**Written task**
Output the material below in full, exactly as it is.

(Collected data entries)
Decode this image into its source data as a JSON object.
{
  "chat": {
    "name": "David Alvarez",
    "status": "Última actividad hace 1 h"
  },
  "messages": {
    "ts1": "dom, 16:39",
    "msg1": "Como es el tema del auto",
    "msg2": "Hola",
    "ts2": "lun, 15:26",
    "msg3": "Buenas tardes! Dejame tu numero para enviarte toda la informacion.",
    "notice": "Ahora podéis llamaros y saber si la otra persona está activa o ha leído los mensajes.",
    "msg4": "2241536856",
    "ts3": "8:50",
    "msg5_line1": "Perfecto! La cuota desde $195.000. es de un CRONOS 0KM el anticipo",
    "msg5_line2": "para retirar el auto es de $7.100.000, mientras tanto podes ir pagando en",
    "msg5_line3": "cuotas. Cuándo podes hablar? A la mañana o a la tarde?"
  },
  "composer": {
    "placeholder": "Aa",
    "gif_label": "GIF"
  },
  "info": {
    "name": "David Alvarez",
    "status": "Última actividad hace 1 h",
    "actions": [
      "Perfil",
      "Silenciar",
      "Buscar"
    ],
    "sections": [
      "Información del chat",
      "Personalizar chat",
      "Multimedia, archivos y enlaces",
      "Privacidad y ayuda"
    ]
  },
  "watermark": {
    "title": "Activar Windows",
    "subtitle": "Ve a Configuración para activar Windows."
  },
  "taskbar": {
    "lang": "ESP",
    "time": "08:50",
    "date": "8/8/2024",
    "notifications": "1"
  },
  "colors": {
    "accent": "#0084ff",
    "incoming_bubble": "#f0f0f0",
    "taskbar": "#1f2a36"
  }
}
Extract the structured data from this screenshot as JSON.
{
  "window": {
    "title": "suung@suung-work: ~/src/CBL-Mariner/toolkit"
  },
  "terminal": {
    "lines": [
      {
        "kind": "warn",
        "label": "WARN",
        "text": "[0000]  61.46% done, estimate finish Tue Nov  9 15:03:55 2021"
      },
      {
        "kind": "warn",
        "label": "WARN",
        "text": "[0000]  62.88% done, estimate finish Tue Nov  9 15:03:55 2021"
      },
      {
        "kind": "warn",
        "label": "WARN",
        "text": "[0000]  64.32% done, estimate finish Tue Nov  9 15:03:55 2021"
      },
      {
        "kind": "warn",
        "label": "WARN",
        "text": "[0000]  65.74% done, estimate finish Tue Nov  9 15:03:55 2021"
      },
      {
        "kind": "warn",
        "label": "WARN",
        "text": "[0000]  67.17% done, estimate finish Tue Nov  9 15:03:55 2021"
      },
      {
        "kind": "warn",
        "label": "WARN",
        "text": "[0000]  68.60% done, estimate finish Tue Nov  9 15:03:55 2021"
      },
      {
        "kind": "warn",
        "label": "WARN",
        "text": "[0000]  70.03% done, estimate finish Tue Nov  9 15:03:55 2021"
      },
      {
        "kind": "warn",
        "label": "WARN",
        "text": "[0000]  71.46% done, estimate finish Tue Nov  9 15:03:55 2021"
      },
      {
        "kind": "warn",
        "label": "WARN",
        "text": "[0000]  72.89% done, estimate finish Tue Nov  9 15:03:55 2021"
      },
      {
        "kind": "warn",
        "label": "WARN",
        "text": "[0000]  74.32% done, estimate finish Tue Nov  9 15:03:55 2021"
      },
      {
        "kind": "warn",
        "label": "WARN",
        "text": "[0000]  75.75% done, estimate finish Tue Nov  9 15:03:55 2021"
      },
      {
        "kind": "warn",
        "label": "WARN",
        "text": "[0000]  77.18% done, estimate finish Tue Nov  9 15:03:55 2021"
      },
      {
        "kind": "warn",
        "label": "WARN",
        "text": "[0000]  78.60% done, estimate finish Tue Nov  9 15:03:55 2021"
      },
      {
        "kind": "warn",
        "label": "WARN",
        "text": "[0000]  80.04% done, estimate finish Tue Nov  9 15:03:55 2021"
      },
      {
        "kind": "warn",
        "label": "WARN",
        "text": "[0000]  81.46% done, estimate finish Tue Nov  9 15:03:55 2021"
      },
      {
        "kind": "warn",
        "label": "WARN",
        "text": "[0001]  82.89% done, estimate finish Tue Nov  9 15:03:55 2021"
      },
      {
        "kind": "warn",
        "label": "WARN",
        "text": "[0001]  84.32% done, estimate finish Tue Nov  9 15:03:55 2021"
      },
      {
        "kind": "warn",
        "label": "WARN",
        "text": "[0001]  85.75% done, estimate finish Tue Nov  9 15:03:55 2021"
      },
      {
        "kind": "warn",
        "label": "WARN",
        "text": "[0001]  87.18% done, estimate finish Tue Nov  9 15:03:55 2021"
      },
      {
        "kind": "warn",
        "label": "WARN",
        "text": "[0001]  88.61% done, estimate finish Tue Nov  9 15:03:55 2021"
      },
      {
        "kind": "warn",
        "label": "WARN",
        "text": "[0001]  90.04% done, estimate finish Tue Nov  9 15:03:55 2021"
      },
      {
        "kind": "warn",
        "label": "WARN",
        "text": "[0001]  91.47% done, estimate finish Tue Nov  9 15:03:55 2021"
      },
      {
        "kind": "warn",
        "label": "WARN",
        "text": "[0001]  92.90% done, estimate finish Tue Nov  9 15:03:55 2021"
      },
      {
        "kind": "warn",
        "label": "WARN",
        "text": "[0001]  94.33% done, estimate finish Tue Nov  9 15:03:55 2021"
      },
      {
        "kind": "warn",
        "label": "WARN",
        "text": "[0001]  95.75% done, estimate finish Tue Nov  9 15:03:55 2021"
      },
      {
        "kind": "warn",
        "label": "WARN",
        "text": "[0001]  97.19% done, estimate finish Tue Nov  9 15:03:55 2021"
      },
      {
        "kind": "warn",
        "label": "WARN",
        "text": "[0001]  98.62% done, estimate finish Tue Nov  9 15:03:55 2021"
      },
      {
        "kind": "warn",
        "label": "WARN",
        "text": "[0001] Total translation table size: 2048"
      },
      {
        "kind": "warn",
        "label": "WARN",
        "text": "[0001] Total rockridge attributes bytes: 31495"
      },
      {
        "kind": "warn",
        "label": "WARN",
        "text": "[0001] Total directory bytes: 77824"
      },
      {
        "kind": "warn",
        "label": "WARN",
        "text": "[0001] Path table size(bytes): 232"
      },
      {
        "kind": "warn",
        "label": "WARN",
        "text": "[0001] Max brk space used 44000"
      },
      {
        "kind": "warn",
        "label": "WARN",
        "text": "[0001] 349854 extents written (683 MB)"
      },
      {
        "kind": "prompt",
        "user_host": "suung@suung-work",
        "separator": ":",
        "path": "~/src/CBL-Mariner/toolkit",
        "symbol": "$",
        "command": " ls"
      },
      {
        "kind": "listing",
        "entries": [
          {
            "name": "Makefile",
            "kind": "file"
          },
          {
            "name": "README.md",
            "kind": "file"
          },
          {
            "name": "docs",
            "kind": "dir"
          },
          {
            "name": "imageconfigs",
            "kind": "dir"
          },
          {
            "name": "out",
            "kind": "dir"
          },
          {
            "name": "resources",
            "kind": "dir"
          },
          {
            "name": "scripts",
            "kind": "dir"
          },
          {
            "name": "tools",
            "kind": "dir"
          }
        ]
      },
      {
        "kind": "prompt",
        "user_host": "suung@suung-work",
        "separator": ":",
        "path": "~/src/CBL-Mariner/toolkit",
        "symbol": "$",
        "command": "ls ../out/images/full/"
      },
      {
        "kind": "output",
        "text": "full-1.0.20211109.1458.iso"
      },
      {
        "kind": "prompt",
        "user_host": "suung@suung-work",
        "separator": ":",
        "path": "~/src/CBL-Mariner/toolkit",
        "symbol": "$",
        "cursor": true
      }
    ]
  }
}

**Result for this task**
Decode this image into its source data as a JSON object.
{
  "chat": {
    "name": "David Alvarez",
    "status": "Última actividad hace 1 h"
  },
  "messages": {
    "ts1": "dom, 16:39",
    "msg1": "Como es el tema del auto",
    "msg2": "Hola",
    "ts2": "lun, 15:26",
    "msg3": "Buenas tardes! Dejame tu numero para enviarte toda la informacion.",
    "notice": "Ahora podéis llamaros y saber si la otra persona está activa o ha leído los mensajes.",
    "msg4": "2241536856",
    "ts3": "8:50",
    "msg5_line1": "Perfecto! La cuota desde $195.000. es de un CRONOS 0KM el anticipo",
    "msg5_line2": "para retirar el auto es de $7.100.000, mientras tanto podes ir pagando en",
    "msg5_line3": "cuotas. Cuándo podes hablar? A la mañana o a la tarde?"
  },
  "composer": {
    "placeholder": "Aa",
    "gif_label": "GIF"
  },
  "info": {
    "name": "David Alvarez",
    "status": "Última actividad hace 1 h",
    "actions": [
      "Perfil",
      "Silenciar",
      "Buscar"
    ],
    "sections": [
      "Información del chat",
      "Personalizar chat",
      "Multimedia, archivos y enlaces",
      "Privacidad y ayuda"
    ]
  },
  "watermark": {
    "title": "Activar Windows",
    "subtitle": "Ve a Configuración para activar Windows."
  },
  "taskbar": {
    "lang": "ESP",
    "time": "08:50",
    "date": "8/8/2024",
    "notifications": "1"
  },
  "colors": {
    "accent": "#0084ff",
    "incoming_bubble": "#f0f0f0",
    "taskbar": "#1f2a36"
  }
}
Extract the structured data from this screenshot as JSON.
{
  "window": {
    "title": "suung@suung-work: ~/src/CBL-Mariner/toolkit"
  },
  "terminal": {
    "lines": [
      {
        "kind": "warn",
        "label": "WARN",
        "text": "[0000]  61.46% done, estimate finish Tue Nov  9 15:03:55 2021"
      },
      {
        "kind": "warn",
        "label": "WARN",
        "text": "[0000]  62.88% done, estimate finish Tue Nov  9 15:03:55 2021"
      },
      {
        "kind": "warn",
        "label": "WARN",
        "text": "[0000]  64.32% done, estimate finish Tue Nov  9 15:03:55 2021"
      },
      {
        "kind": "warn",
        "label": "WARN",
        "text": "[0000]  65.74% done, estimate finish Tue Nov  9 15:03:55 2021"
      },
      {
        "kind": "warn",
        "label": "WARN",
        "text": "[0000]  67.17% done, estimate finish Tue Nov  9 15:03:55 2021"
      },
      {
        "kind": "warn",
        "label": "WARN",
        "text": "[0000]  68.60% done, estimate finish Tue Nov  9 15:03:55 2021"
      },
      {
        "kind": "warn",
        "label": "WARN",
        "text": "[0000]  70.03% done, estimate finish Tue Nov  9 15:03:55 2021"
      },
      {
        "kind": "warn",
        "label": "WARN",
        "text": "[0000]  71.46% done, estimate finish Tue Nov  9 15:03:55 2021"
      },
      {
        "kind": "warn",
        "label": "WARN",
        "text": "[0000]  72.89% done, estimate finish Tue Nov  9 15:03:55 2021"
      },
      {
        "kind": "warn",
        "label": "WARN",
        "text": "[0000]  74.32% done, estimate finish Tue Nov  9 15:03:55 2021"
      },
      {
        "kind": "warn",
        "label": "WARN",
        "text": "[0000]  75.75% done, estimate finish Tue Nov  9 15:03:55 2021"
      },
      {
        "kind": "warn",
        "label": "WARN",
        "text": "[0000]  77.18% done, estimate finish Tue Nov  9 15:03:55 2021"
      },
      {
        "kind": "warn",
        "label": "WARN",
        "text": "[0000]  78.60% done, estimate finish Tue Nov  9 15:03:55 2021"
      },
      {
        "kind": "warn",
        "label": "WARN",
        "text": "[0000]  80.04% done, estimate finish Tue Nov  9 15:03:55 2021"
      },
      {
        "kind": "warn",
        "label": "WARN",
        "text": "[0000]  81.46% done, estimate finish Tue Nov  9 15:03:55 2021"
      },
      {
        "kind": "warn",
        "label": "WARN",
        "text": "[0001]  82.89% done, estimate finish Tue Nov  9 15:03:55 2021"
      },
      {
        "kind": "warn",
        "label": "WARN",
        "text": "[0001]  84.32% done, estimate finish Tue Nov  9 15:03:55 2021"
      },
      {
        "kind": "warn",
        "label": "WARN",
        "text": "[0001]  85.75% done, estimate finish Tue Nov  9 15:03:55 2021"
      },
      {
        "kind": "warn",
        "label": "WARN",
        "text": "[0001]  87.18% done, estimate finish Tue Nov  9 15:03:55 2021"
      },
      {
        "kind": "warn",
        "label": "WARN",
        "text": "[0001]  88.61% done, estimate finish Tue Nov  9 15:03:55 2021"
      },
      {
        "kind": "warn",
        "label": "WARN",
        "text": "[0001]  90.04% done, estimate finish Tue Nov  9 15:03:55 2021"
      },
      {
        "kind": "warn",
        "label": "WARN",
        "text": "[0001]  91.47% done, estimate finish Tue Nov  9 15:03:55 2021"
      },
      {
        "kind": "warn",
        "label": "WARN",
        "text": "[0001]  92.90% done, estimate finish Tue Nov  9 15:03:55 2021"
      },
      {
        "kind": "warn",
        "label": "WARN",
        "text": "[0001]  94.33% done, estimate finish Tue Nov  9 15:03:55 2021"
      },
      {
        "kind": "warn",
        "label": "WARN",
        "text": "[0001]  95.75% done, estimate finish Tue Nov  9 15:03:55 2021"
      },
      {
        "kind": "warn",
        "label": "WARN",
        "text": "[0001]  97.19% done, estimate finish Tue Nov  9 15:03:55 2021"
      },
      {
        "kind": "warn",
        "label": "WARN",
        "text": "[0001]  98.62% done, estimate finish Tue Nov  9 15:03:55 2021"
      },
      {
        "kind": "warn",
        "label": "WARN",
        "text": "[0001] Total translation table size: 2048"
      },
      {
        "kind": "warn",
        "label": "WARN",
        "text": "[0001] Total rockridge attributes bytes: 31495"
      },
      {
        "kind": "warn",
        "label": "WARN",
        "text": "[0001] Total directory bytes: 77824"
      },
      {
        "kind": "warn",
        "label": "WARN",
        "text": "[0001] Path table size(bytes): 232"
      },
      {
        "kind": "warn",
        "label": "WARN",
        "text": "[0001] Max brk space used 44000"
      },
      {
        "kind": "warn",
        "label": "WARN",
        "text": "[0001] 349854 extents written (683 MB)"
      },
      {
        "kind": "prompt",
        "user_host": "suung@suung-work",
        "separator": ":",
        "path": "~/src/CBL-Mariner/toolkit",
        "symbol": "$",
        "command": " ls"
      },
      {
        "kind": "listing",
        "entries": [
          {
            "name": "Makefile",
            "kind": "file"
          },
          {
            "name": "README.md",
            "kind": "file"
          },
          {
            "name": "docs",
            "kind": "dir"
          },
          {
            "name": "imageconfigs",
            "kind": "dir"
          },
          {
            "name": "out",
            "kind": "dir"
          },
          {
            "name": "resources",
            "kind": "dir"
          },
          {
            "name": "scripts",
            "kind": "dir"
          },
          {
            "name": "tools",
            "kind": "dir"
          }
        ]
      },
      {
        "kind": "prompt",
        "user_host": "suung@suung-work",
        "separator": ":",
        "path": "~/src/CBL-Mariner/toolkit",
        "symbol": "$",
        "command": "ls ../out/images/full/"
      },
      {
        "kind": "output",
        "text": "full-1.0.20211109.1458.iso"
      },
      {
        "kind": "prompt",
        "user_host": "suung@suung-work",
        "separator": ":",
        "path": "~/src/CBL-Mariner/toolkit",
        "symbol": "$",
        "cursor": true
      }
    ]
  }
}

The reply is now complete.